## Stored data
++++

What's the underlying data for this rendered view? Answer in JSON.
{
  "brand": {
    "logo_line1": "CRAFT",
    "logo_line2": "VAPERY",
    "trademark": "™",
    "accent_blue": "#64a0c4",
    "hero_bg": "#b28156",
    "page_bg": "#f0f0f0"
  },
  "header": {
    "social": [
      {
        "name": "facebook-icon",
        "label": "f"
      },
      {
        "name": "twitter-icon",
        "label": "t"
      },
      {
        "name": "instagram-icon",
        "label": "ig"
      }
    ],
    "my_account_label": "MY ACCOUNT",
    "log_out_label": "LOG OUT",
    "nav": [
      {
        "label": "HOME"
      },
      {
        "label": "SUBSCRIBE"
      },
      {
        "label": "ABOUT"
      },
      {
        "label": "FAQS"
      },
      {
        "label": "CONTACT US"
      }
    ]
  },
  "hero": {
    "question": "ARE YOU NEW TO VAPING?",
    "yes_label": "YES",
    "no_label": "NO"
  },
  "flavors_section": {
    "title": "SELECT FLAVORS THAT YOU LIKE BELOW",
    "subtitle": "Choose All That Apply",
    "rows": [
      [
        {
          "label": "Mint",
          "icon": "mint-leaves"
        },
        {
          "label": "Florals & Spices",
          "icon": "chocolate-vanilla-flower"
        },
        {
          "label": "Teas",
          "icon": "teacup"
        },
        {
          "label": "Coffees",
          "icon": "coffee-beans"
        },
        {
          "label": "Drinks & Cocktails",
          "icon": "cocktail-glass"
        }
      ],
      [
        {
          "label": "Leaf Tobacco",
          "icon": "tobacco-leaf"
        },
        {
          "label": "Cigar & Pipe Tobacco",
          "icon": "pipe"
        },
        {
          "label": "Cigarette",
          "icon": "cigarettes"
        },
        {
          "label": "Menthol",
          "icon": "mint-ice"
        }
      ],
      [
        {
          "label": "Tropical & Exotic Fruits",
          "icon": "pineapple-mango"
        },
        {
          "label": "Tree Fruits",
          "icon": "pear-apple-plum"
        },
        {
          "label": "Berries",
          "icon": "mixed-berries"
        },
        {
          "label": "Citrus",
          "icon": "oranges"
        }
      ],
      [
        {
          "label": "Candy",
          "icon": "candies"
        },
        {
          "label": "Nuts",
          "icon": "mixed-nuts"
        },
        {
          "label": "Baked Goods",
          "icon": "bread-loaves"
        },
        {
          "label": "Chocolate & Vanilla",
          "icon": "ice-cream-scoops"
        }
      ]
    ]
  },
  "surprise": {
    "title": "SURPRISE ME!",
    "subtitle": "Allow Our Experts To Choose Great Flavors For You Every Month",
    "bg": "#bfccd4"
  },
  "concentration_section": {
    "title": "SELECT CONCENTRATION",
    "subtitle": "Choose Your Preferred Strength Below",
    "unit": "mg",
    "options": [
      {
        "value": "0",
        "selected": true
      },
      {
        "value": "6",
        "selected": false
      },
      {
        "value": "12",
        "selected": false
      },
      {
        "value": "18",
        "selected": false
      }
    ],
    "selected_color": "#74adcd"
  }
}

++++

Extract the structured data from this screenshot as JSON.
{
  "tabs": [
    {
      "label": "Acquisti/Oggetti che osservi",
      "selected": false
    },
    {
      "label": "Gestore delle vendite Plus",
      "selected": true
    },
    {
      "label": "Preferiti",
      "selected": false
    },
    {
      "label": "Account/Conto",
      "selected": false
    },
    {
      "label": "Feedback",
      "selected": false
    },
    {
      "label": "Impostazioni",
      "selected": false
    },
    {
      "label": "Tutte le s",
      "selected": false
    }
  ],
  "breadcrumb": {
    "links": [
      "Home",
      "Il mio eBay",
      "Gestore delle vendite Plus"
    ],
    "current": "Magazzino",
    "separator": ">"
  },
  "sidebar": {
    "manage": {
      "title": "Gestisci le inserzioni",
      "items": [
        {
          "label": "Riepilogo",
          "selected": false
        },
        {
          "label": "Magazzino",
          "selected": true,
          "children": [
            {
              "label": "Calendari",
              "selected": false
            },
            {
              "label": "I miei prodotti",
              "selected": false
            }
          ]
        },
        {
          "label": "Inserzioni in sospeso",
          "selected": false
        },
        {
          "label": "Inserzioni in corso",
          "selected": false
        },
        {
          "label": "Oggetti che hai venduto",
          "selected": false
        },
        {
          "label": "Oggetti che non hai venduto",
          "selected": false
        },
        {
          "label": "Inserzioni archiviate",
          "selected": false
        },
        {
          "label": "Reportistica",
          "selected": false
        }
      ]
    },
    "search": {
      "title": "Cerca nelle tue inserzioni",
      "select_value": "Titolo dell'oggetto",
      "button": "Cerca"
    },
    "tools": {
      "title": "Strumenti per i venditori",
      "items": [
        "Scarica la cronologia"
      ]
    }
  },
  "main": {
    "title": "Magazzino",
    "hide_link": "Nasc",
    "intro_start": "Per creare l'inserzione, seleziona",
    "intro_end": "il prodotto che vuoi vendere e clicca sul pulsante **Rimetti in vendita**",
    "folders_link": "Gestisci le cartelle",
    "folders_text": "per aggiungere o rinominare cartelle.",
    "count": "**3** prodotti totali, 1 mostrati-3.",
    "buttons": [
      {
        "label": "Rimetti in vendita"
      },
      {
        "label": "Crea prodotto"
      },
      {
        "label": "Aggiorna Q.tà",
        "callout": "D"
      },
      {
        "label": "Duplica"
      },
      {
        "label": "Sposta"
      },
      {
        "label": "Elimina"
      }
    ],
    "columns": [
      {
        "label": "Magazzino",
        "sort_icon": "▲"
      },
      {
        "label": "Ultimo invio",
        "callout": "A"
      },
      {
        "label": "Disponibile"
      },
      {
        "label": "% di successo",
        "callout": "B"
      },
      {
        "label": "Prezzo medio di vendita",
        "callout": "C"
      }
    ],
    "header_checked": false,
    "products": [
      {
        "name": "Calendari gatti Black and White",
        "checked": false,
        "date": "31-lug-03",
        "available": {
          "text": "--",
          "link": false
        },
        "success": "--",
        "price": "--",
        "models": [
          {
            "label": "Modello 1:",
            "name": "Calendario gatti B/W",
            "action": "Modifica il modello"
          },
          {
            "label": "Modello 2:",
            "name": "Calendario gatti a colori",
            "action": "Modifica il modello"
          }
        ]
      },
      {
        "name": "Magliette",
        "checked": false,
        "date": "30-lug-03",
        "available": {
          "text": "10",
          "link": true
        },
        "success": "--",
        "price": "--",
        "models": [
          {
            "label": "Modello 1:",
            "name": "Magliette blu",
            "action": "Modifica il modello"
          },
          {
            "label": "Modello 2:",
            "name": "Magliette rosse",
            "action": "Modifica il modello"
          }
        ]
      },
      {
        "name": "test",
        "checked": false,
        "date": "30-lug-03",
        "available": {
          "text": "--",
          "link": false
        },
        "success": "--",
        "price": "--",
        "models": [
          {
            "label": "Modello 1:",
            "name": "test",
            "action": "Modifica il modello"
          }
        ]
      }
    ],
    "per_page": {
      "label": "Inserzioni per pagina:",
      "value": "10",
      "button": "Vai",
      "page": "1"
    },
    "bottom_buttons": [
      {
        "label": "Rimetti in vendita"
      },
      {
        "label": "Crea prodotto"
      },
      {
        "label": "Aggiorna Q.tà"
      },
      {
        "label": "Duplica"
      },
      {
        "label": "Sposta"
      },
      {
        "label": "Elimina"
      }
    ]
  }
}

++++

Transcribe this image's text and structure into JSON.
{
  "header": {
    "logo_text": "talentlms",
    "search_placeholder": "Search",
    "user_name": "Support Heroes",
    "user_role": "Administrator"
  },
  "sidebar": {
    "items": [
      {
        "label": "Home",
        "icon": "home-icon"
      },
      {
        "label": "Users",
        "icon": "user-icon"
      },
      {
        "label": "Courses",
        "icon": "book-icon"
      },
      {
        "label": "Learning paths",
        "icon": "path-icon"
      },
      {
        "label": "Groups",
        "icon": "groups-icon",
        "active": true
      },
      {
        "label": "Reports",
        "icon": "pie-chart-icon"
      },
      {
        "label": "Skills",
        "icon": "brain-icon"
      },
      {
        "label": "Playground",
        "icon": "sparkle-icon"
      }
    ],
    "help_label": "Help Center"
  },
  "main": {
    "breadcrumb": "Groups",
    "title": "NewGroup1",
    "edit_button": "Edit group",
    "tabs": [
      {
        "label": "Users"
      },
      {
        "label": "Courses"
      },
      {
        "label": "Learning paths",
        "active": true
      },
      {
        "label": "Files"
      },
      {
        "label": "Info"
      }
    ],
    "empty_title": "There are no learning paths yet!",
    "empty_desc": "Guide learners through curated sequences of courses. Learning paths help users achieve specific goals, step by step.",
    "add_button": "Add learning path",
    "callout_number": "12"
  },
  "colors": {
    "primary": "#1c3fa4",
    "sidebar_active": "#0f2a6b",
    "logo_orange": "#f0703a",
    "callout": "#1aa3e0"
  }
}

++++

## Stated problem
Looking at the entries above, state how many lines contain "true"; give the number alone.

## In response
6